- Exercise requirements:
From the entries below, pull out each line where "marker" appears.
=== The input ===
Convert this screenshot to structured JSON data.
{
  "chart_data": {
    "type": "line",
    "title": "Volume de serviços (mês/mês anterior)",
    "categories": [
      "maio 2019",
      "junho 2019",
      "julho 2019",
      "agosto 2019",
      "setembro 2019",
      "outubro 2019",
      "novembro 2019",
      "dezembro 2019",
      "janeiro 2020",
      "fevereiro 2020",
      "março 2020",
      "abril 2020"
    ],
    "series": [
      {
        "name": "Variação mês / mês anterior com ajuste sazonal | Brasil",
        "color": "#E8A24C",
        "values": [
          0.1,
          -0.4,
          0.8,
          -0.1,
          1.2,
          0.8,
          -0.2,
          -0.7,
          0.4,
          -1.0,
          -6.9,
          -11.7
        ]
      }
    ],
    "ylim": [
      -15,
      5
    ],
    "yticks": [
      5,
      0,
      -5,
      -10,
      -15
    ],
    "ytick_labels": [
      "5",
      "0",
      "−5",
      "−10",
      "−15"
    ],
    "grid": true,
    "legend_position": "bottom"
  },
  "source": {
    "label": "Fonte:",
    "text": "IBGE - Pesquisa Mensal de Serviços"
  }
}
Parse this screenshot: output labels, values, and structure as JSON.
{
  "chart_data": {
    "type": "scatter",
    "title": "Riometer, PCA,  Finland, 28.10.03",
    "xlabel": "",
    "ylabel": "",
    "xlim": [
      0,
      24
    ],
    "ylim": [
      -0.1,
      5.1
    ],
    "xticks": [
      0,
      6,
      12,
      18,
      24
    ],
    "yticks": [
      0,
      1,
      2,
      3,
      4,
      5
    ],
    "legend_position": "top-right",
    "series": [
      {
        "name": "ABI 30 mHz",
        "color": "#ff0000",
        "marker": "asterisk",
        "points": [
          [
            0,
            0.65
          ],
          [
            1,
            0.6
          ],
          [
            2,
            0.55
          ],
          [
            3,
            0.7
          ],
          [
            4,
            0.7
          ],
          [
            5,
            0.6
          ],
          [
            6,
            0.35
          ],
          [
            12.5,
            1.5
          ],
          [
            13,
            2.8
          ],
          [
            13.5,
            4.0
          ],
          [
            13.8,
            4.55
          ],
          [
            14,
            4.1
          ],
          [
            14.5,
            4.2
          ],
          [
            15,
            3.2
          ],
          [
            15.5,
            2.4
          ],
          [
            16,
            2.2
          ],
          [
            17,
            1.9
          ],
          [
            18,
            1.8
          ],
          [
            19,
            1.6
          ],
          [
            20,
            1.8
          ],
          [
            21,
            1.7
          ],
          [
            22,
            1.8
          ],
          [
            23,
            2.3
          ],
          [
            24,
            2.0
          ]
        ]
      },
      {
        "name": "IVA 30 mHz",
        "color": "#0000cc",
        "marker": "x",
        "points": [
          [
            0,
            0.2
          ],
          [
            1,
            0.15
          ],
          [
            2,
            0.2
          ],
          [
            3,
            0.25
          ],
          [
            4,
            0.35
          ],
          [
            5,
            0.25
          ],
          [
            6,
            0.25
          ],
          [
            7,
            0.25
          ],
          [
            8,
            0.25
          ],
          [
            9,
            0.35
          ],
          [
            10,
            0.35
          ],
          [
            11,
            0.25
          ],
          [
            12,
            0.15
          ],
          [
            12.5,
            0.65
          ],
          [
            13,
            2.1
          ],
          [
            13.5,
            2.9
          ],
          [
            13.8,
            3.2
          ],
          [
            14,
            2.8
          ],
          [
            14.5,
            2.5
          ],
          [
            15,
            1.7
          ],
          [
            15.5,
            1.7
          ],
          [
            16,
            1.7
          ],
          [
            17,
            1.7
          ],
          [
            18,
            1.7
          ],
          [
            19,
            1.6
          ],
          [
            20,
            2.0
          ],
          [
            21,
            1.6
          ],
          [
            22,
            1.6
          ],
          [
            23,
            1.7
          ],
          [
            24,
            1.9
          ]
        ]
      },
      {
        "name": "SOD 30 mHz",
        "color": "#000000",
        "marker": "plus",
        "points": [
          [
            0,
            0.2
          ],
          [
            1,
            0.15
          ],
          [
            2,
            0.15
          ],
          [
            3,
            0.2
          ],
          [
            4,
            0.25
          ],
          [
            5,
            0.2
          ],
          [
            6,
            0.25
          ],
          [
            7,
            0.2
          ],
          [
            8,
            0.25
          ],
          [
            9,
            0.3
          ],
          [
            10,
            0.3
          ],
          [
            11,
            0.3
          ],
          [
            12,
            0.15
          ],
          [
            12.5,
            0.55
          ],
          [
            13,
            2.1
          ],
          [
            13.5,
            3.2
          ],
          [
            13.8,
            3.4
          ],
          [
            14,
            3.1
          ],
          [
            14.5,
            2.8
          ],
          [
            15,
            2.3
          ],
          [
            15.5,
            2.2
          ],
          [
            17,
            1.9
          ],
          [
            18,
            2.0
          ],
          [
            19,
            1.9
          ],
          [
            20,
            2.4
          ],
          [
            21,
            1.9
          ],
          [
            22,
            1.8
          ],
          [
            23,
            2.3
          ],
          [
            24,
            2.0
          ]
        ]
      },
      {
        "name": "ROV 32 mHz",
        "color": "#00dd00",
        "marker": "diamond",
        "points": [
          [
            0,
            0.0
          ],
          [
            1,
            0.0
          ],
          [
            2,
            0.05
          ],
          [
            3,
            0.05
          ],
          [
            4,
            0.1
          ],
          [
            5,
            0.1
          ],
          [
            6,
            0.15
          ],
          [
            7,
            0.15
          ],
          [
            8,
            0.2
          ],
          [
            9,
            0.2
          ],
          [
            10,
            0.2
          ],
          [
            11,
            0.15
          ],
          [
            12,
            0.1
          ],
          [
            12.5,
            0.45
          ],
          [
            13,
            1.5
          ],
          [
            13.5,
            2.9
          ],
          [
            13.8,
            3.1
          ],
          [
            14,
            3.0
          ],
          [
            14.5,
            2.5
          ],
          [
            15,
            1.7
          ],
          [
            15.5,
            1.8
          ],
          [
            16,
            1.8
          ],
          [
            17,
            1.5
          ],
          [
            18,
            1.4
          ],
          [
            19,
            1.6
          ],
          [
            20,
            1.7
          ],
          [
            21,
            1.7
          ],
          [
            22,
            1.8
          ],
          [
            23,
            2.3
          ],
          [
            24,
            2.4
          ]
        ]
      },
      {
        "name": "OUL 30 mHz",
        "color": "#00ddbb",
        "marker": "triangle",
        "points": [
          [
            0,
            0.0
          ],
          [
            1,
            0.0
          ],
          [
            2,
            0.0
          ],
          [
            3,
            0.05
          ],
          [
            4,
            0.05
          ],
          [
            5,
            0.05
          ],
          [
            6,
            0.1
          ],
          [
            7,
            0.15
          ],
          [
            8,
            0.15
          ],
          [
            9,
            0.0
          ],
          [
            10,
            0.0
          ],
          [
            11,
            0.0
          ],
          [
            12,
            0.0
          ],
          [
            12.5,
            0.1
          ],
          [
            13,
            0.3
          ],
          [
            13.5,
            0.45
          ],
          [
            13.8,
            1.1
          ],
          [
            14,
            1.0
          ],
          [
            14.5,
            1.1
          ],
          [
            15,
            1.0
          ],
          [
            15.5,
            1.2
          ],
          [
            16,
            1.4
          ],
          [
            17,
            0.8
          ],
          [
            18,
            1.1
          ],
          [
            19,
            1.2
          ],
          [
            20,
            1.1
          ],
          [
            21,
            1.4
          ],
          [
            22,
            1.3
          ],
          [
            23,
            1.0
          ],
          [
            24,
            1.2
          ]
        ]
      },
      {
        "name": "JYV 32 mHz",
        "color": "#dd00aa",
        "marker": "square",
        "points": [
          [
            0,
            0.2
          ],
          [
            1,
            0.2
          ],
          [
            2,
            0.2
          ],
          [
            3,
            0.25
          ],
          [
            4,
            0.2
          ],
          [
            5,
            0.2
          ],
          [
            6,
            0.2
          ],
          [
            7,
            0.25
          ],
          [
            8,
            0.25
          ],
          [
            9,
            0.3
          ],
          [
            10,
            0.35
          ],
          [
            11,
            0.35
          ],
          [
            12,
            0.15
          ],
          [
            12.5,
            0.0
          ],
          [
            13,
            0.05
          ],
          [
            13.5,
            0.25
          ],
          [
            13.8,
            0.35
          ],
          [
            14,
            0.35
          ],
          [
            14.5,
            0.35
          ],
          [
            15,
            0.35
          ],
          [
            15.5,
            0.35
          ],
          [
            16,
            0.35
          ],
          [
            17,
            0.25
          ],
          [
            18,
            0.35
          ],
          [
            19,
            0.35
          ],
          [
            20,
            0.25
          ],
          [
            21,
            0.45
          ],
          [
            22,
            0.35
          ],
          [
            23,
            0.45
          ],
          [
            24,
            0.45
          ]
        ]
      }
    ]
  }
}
===
- Exercise response:
        "marker": "asterisk",
        "marker": "x",
        "marker": "plus",
        "marker": "diamond",
        "marker": "triangle",
        "marker": "square",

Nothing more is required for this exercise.